*STATED GOAL*
Leave out any picture and return the remaining listing below exactly as given.

--- begin RECORDS TO USE ---

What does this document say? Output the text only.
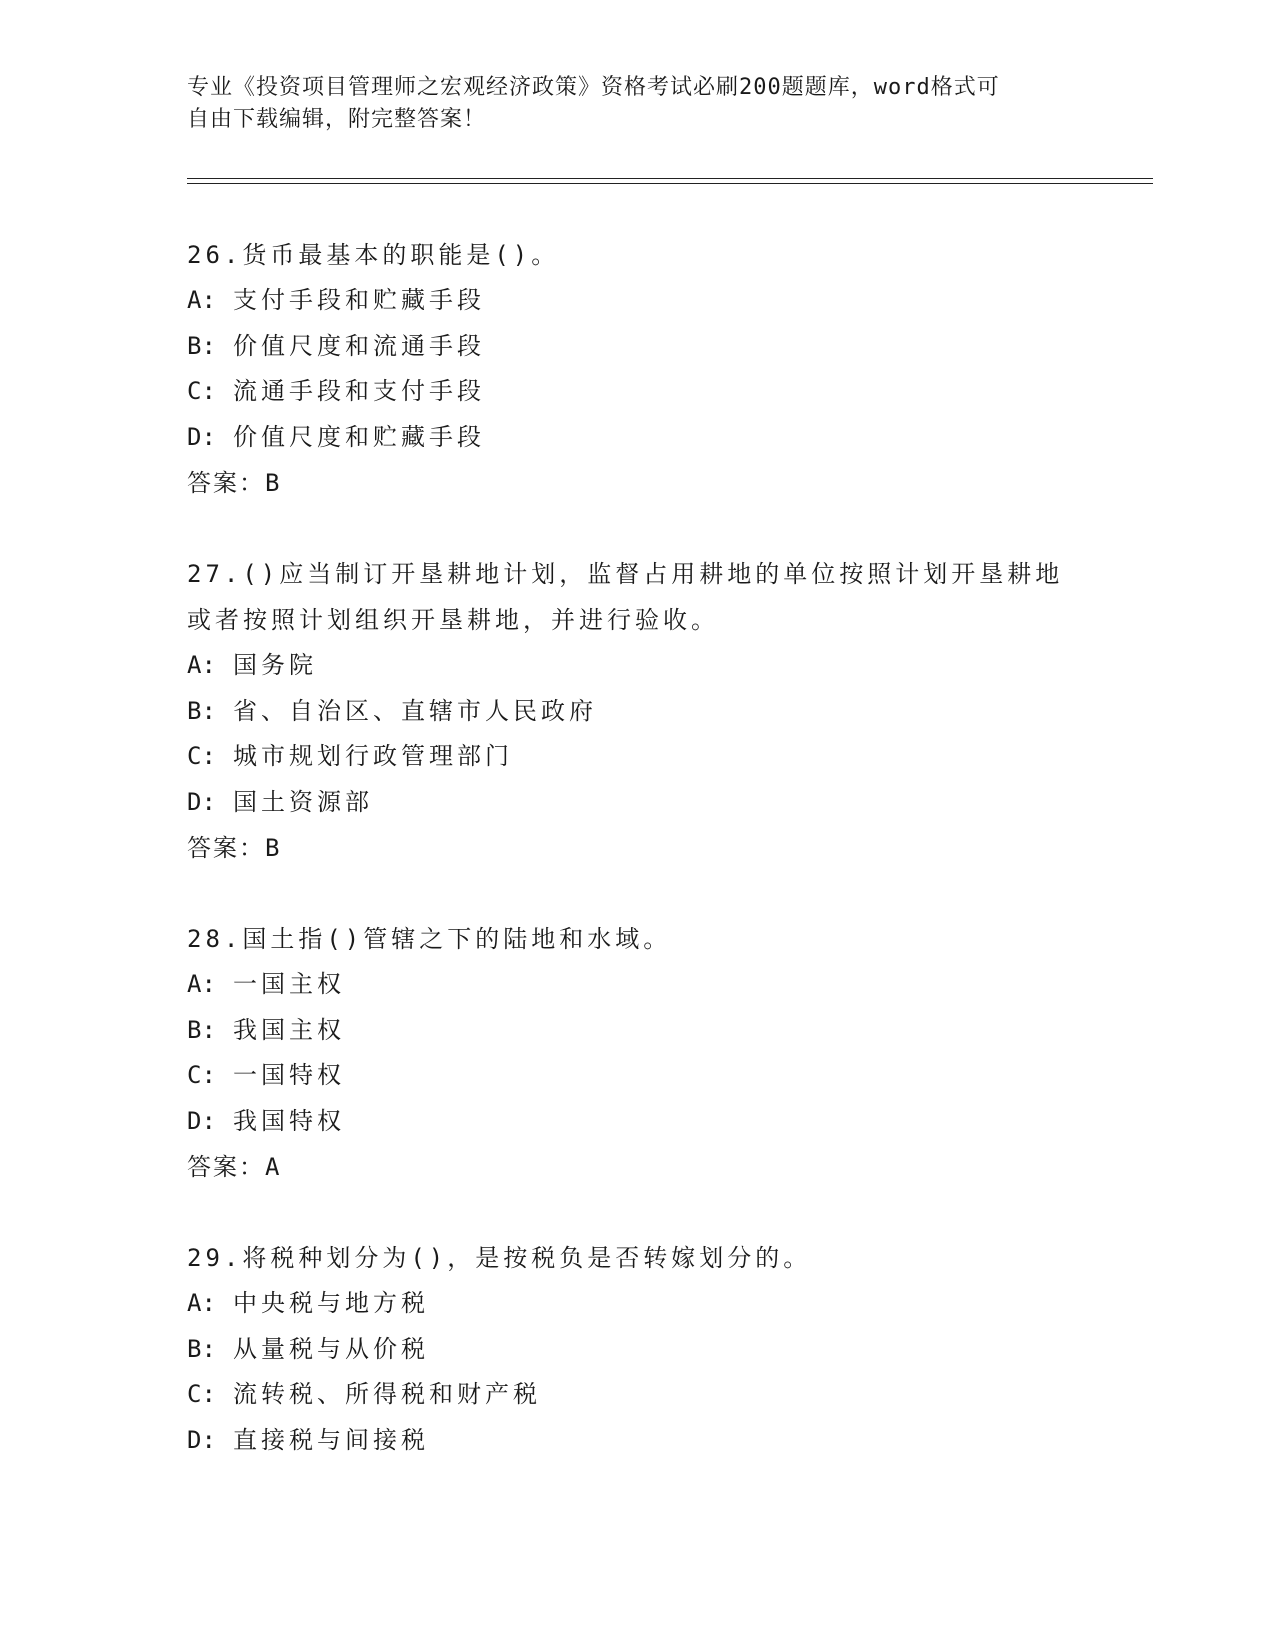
专业《投资项目管理师之宏观经济政策》资格考试必刷200题题库，word格式可
自由下载编辑，附完整答案！
26.货币最基本的职能是()。
A: 支付手段和贮藏手段
B: 价值尺度和流通手段
C: 流通手段和支付手段
D: 价值尺度和贮藏手段
答案：B
27.()应当制订开垦耕地计划，监督占用耕地的单位按照计划开垦耕地
或者按照计划组织开垦耕地，并进行验收。
A: 国务院
B: 省、自治区、直辖市人民政府
C: 城市规划行政管理部门
D: 国土资源部
答案：B
28.国土指()管辖之下的陆地和水域。
A: 一国主权
B: 我国主权
C: 一国特权
D: 我国特权
答案：A
29.将税种划分为()，是按税负是否转嫁划分的。
A: 中央税与地方税
B: 从量税与从价税
C: 流转税、所得税和财产税
D: 直接税与间接税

--- end RECORDS TO USE ---

*REPLY*
What does this document say? Output the text only.
专业《投资项目管理师之宏观经济政策》资格考试必刷200题题库，word格式可
自由下载编辑，附完整答案！
26.货币最基本的职能是()。
A: 支付手段和贮藏手段
B: 价值尺度和流通手段
C: 流通手段和支付手段
D: 价值尺度和贮藏手段
答案：B
27.()应当制订开垦耕地计划，监督占用耕地的单位按照计划开垦耕地
或者按照计划组织开垦耕地，并进行验收。
A: 国务院
B: 省、自治区、直辖市人民政府
C: 城市规划行政管理部门
D: 国土资源部
答案：B
28.国土指()管辖之下的陆地和水域。
A: 一国主权
B: 我国主权
C: 一国特权
D: 我国特权
答案：A
29.将税种划分为()，是按税负是否转嫁划分的。
A: 中央税与地方税
B: 从量税与从价税
C: 流转税、所得税和财产税
D: 直接税与间接税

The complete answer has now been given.